Only the number is wanted: count the lines in the data with "package" in them.

--- START ---

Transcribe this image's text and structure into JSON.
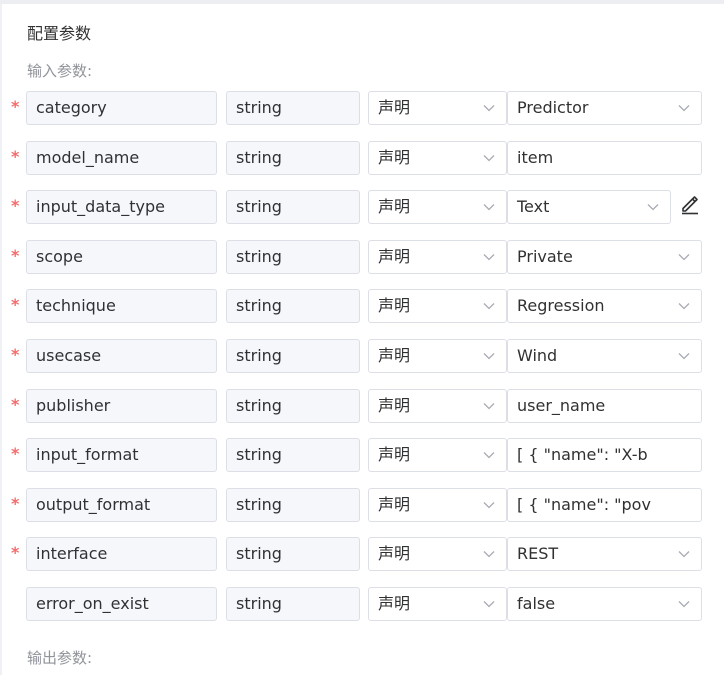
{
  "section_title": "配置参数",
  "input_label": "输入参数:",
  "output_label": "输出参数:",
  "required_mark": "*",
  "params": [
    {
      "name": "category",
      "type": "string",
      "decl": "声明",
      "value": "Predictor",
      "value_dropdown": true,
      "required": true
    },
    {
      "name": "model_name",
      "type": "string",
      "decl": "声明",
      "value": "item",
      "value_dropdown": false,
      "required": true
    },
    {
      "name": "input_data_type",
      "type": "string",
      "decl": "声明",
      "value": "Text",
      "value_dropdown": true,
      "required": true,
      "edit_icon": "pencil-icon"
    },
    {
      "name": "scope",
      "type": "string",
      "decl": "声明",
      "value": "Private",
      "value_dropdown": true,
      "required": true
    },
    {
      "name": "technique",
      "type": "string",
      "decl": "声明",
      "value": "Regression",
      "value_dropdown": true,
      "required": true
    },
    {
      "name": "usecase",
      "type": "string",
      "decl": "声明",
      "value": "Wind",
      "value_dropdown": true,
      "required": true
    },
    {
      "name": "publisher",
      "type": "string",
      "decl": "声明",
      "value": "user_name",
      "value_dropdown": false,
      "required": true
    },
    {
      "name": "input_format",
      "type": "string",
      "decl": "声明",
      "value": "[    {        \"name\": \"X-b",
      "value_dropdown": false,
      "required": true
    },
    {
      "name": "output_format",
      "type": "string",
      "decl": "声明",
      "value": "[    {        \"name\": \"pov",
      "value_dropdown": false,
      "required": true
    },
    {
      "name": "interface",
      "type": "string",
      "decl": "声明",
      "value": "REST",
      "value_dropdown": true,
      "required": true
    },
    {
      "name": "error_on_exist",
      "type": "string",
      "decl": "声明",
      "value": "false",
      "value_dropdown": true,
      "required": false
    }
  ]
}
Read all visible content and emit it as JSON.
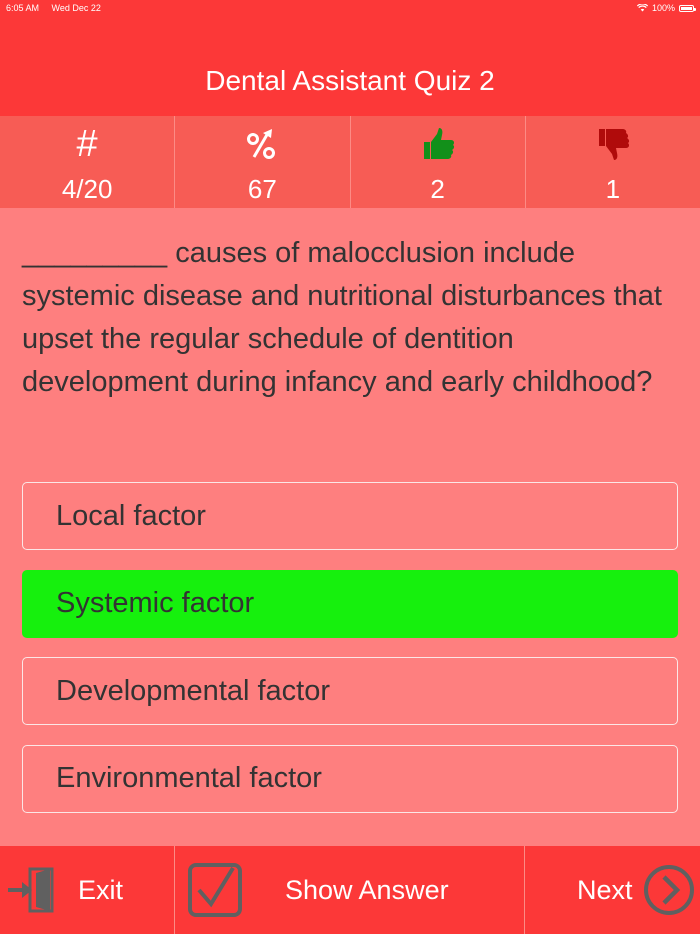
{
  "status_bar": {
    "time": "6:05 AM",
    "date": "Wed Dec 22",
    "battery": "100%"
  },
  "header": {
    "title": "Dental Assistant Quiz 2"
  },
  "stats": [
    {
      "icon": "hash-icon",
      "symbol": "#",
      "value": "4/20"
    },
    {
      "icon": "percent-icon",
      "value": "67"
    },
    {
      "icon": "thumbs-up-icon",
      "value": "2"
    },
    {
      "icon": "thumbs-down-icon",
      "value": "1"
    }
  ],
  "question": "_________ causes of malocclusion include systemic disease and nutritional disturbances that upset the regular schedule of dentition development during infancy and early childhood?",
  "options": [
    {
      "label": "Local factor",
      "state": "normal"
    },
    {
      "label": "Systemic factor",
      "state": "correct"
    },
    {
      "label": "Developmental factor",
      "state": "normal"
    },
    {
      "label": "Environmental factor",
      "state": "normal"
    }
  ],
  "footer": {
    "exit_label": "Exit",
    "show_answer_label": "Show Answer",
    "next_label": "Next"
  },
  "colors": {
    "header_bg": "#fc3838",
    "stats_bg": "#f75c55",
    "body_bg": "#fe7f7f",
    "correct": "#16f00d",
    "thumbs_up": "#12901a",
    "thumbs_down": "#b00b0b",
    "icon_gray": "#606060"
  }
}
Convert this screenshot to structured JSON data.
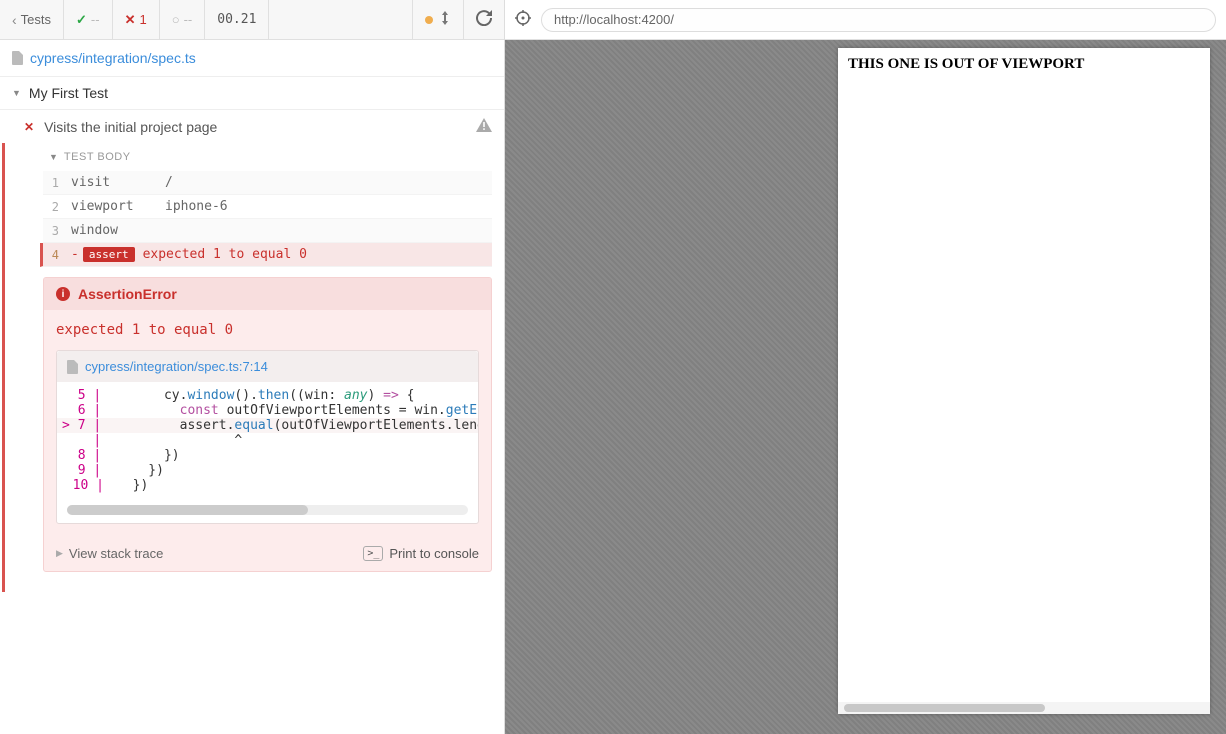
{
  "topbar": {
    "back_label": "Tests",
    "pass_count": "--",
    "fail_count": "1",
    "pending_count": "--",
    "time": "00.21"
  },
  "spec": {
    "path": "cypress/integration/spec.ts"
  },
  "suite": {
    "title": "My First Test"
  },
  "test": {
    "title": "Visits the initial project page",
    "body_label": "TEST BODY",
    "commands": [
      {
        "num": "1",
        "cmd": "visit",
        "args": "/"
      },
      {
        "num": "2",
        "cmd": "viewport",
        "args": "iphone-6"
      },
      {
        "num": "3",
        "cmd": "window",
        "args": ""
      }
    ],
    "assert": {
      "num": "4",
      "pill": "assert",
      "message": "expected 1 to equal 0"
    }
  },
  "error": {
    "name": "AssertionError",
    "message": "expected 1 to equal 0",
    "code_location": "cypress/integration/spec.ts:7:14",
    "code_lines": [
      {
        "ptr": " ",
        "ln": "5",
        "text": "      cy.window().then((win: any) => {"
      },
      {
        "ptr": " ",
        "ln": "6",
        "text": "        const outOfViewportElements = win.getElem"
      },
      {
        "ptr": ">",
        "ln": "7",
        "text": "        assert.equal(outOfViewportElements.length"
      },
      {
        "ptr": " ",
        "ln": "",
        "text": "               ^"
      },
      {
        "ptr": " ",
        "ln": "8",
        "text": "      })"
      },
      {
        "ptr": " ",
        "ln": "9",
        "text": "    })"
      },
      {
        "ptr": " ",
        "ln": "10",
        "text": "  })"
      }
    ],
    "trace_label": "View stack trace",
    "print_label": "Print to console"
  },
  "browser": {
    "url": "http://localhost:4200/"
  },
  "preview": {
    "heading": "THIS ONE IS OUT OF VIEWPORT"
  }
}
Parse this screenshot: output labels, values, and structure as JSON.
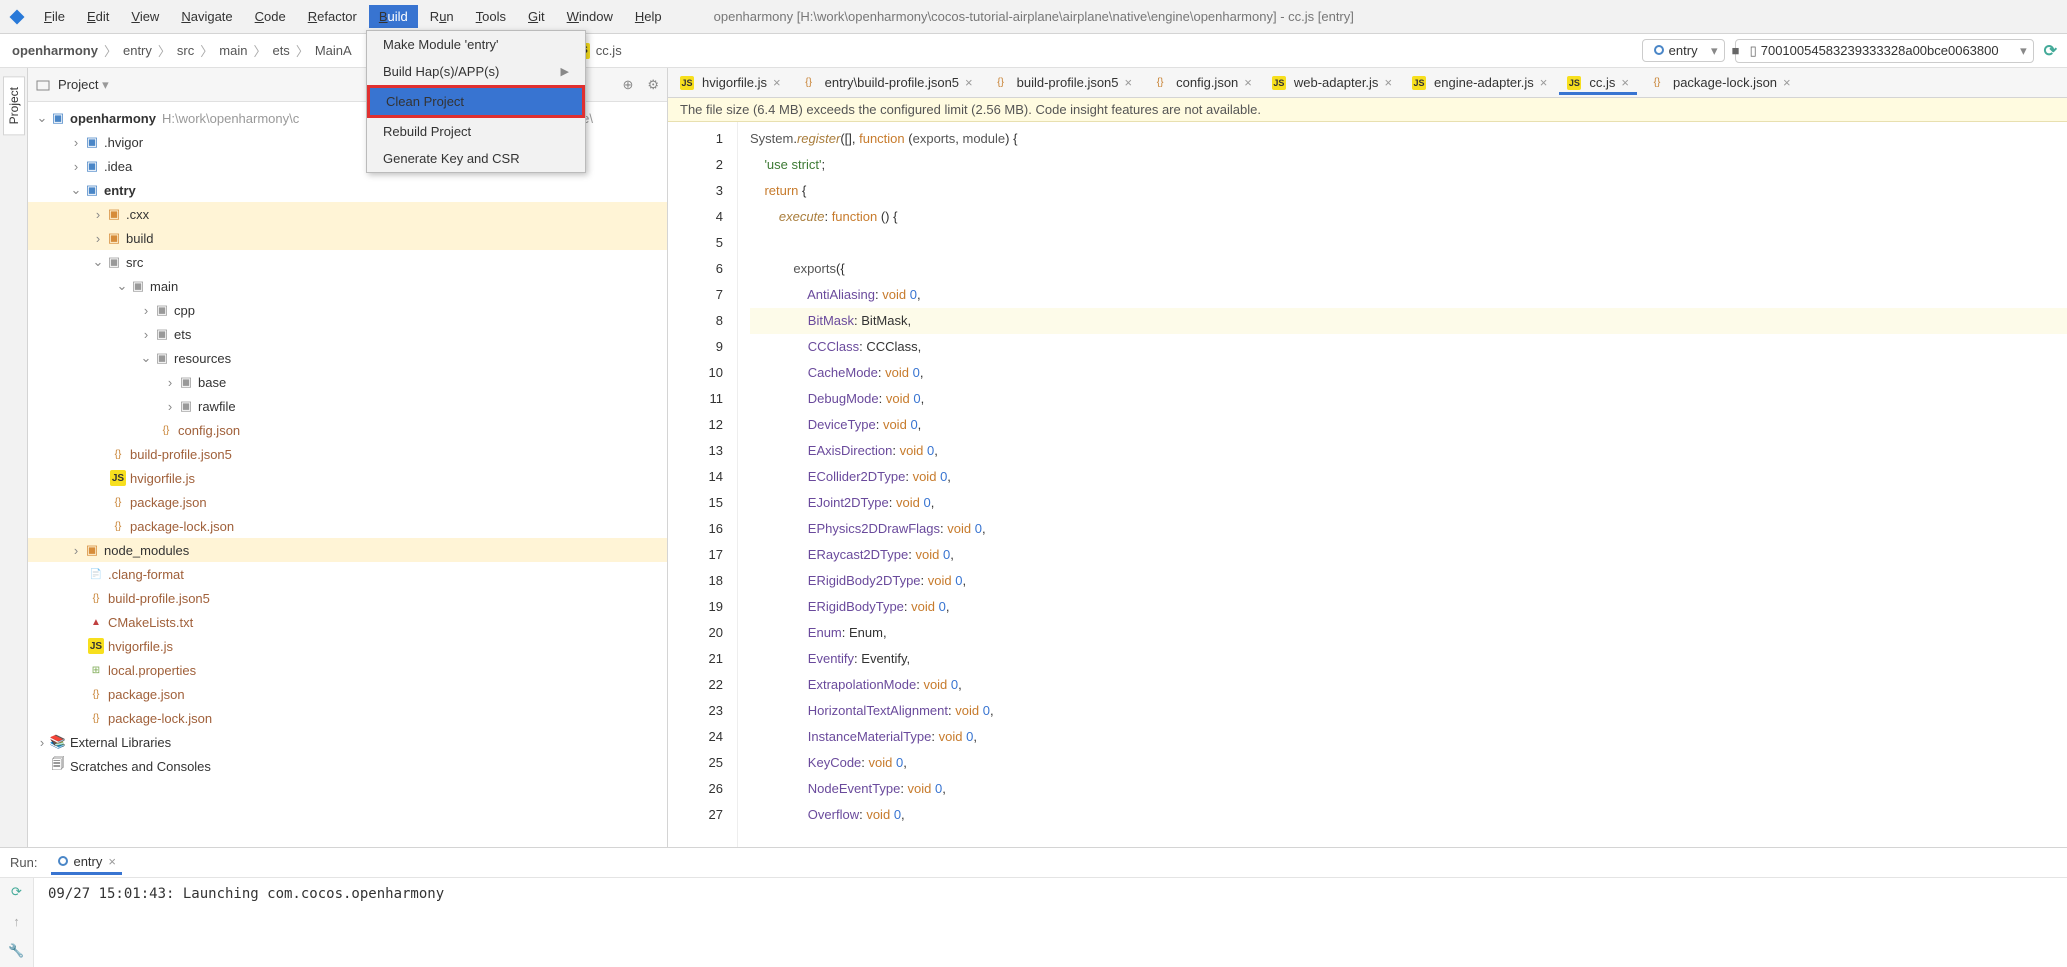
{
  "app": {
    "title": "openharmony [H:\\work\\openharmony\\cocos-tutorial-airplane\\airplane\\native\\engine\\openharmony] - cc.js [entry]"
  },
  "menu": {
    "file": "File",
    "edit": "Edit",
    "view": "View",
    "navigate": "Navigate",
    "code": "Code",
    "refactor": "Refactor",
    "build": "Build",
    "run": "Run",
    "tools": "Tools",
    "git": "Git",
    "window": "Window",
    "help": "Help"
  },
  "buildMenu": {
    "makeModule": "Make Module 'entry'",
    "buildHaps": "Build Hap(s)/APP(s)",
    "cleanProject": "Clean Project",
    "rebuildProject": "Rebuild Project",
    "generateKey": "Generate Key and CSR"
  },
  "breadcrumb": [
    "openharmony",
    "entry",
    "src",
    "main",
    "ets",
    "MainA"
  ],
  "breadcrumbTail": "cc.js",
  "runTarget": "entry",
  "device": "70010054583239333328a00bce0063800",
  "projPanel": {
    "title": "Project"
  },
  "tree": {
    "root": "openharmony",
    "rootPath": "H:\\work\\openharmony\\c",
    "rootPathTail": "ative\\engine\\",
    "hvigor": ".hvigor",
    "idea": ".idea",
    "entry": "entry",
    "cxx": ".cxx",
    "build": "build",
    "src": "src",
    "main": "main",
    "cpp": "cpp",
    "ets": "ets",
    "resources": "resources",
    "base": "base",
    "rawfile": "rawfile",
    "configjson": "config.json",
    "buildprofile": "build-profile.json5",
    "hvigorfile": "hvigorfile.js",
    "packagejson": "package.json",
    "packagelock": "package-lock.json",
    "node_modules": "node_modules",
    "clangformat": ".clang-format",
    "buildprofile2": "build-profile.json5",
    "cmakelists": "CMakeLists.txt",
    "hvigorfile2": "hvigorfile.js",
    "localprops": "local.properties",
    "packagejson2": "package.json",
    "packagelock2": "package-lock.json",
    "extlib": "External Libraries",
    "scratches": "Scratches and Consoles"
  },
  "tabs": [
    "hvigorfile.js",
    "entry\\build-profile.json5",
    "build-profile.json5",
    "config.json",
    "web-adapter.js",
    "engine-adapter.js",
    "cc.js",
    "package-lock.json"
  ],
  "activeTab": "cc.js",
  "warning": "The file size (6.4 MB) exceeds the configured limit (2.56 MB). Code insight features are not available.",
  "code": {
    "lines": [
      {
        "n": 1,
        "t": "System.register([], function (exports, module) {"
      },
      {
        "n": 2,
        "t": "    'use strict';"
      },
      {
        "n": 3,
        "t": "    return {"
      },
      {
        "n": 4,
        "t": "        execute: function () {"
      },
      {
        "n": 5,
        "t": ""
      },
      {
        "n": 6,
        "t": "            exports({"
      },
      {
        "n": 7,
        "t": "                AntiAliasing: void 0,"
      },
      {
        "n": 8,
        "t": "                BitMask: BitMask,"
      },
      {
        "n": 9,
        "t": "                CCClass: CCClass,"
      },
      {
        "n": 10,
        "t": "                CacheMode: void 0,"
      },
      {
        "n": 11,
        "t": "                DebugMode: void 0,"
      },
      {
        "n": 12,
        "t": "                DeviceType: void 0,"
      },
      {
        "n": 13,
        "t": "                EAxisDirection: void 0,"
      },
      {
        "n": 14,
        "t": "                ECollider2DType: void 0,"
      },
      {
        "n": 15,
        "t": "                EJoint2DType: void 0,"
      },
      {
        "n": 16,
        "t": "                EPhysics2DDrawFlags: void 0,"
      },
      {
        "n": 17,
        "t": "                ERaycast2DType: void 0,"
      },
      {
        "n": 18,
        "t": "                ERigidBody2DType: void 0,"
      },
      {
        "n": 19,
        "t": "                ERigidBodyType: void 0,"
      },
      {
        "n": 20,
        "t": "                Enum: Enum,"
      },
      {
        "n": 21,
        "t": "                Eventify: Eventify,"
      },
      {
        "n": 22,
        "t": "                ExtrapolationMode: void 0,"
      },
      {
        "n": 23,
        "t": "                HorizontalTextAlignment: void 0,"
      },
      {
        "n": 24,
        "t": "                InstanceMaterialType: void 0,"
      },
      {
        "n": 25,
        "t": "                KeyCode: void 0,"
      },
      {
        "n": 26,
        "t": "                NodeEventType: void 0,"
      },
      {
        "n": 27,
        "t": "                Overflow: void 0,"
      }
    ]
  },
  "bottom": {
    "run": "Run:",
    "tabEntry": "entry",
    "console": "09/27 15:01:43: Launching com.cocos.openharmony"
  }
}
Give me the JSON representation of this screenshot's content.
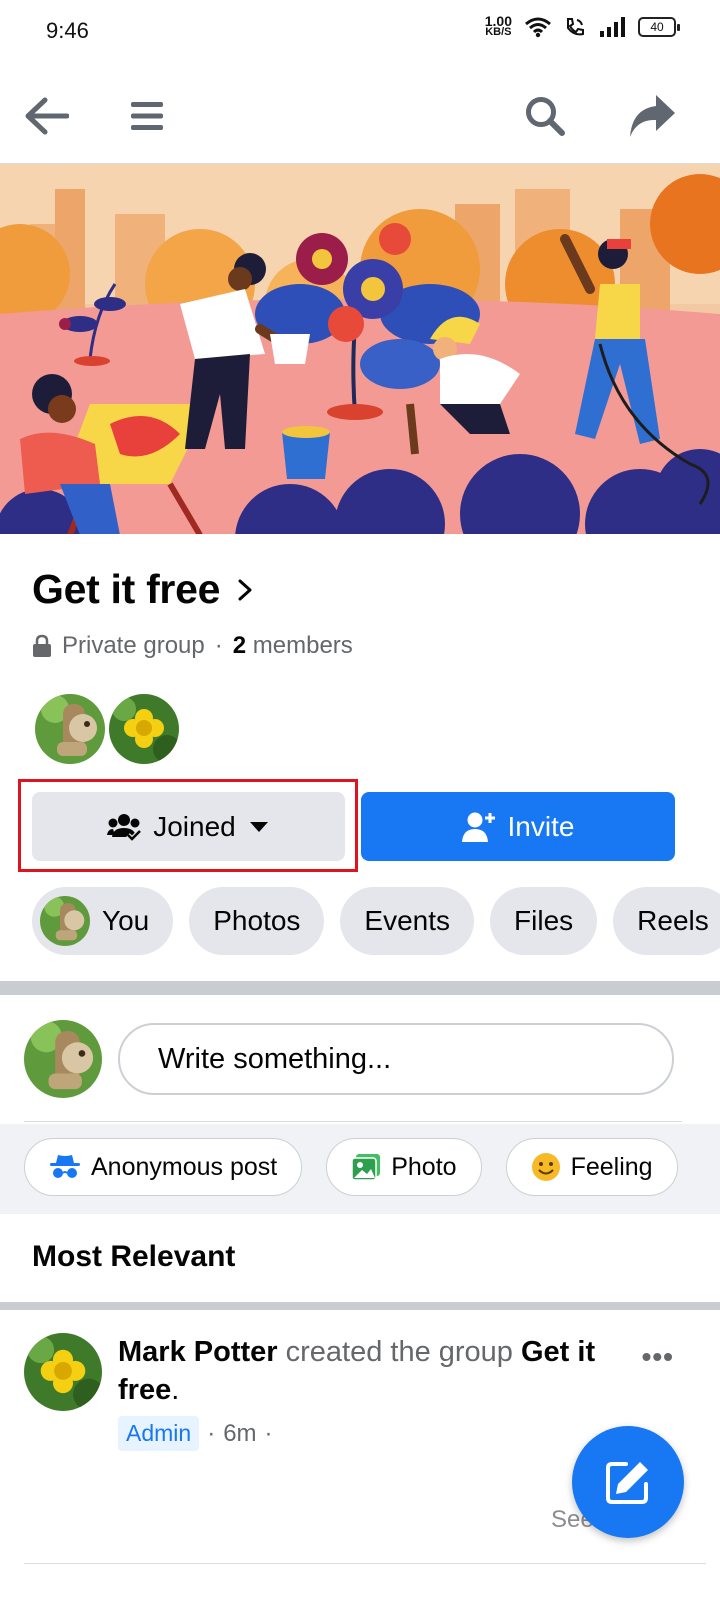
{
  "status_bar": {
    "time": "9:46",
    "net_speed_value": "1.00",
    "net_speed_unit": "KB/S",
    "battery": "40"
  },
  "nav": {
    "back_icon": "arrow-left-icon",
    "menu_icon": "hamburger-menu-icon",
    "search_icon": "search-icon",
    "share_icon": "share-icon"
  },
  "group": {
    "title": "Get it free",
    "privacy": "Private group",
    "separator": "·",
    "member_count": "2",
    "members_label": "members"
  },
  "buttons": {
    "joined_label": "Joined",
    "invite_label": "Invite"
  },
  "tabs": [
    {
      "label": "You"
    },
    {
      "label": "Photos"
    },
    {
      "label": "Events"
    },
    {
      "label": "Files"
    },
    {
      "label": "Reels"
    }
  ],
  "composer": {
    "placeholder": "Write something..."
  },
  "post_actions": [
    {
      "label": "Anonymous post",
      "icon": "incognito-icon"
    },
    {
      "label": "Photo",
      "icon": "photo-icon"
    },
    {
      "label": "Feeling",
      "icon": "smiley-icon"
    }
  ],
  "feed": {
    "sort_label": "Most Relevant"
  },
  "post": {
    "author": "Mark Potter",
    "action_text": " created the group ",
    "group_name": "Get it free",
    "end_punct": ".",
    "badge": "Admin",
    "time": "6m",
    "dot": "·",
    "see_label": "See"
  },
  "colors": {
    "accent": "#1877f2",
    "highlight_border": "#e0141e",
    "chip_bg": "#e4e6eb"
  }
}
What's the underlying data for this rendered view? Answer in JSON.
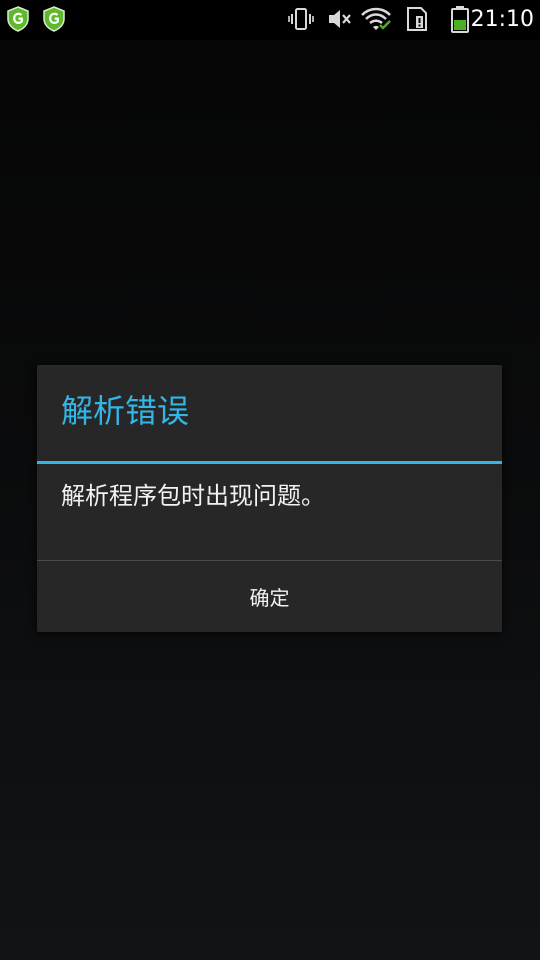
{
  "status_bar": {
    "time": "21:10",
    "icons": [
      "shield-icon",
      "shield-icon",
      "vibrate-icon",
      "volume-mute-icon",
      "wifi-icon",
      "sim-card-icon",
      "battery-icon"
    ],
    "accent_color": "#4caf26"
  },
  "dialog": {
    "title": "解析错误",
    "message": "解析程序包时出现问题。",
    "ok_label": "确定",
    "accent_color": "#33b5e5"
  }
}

--- END ---

▶ _SOLVED PROBLEM_: 5